YOUR TASK: Would you set down every entry shown below, precisely as written?

================================

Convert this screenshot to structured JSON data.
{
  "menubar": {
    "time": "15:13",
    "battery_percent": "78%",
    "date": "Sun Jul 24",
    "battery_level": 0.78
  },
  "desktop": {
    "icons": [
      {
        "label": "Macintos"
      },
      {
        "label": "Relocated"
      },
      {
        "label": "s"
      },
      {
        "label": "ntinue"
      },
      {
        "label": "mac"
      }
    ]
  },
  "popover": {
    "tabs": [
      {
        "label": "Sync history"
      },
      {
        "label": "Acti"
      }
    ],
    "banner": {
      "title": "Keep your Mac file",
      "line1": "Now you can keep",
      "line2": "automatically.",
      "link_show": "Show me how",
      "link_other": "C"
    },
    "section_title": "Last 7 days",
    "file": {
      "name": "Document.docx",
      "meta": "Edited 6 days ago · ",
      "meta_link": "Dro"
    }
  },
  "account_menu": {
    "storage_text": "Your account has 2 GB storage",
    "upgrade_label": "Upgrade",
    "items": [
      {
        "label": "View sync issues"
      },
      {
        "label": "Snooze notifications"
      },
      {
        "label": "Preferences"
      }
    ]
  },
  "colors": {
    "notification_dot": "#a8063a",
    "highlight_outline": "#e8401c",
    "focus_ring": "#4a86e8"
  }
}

================================

PROBLEM SOLUTION:
Convert this screenshot to structured JSON data.
{
  "menubar": {
    "time": "15:13",
    "battery_percent": "78%",
    "date": "Sun Jul 24",
    "battery_level": 0.78
  },
  "desktop": {
    "icons": [
      {
        "label": "Macintos"
      },
      {
        "label": "Relocated"
      },
      {
        "label": "s"
      },
      {
        "label": "ntinue"
      },
      {
        "label": "mac"
      }
    ]
  },
  "popover": {
    "tabs": [
      {
        "label": "Sync history"
      },
      {
        "label": "Acti"
      }
    ],
    "banner": {
      "title": "Keep your Mac file",
      "line1": "Now you can keep",
      "line2": "automatically.",
      "link_show": "Show me how",
      "link_other": "C"
    },
    "section_title": "Last 7 days",
    "file": {
      "name": "Document.docx",
      "meta": "Edited 6 days ago · ",
      "meta_link": "Dro"
    }
  },
  "account_menu": {
    "storage_text": "Your account has 2 GB storage",
    "upgrade_label": "Upgrade",
    "items": [
      {
        "label": "View sync issues"
      },
      {
        "label": "Snooze notifications"
      },
      {
        "label": "Preferences"
      }
    ]
  },
  "colors": {
    "notification_dot": "#a8063a",
    "highlight_outline": "#e8401c",
    "focus_ring": "#4a86e8"
  }
}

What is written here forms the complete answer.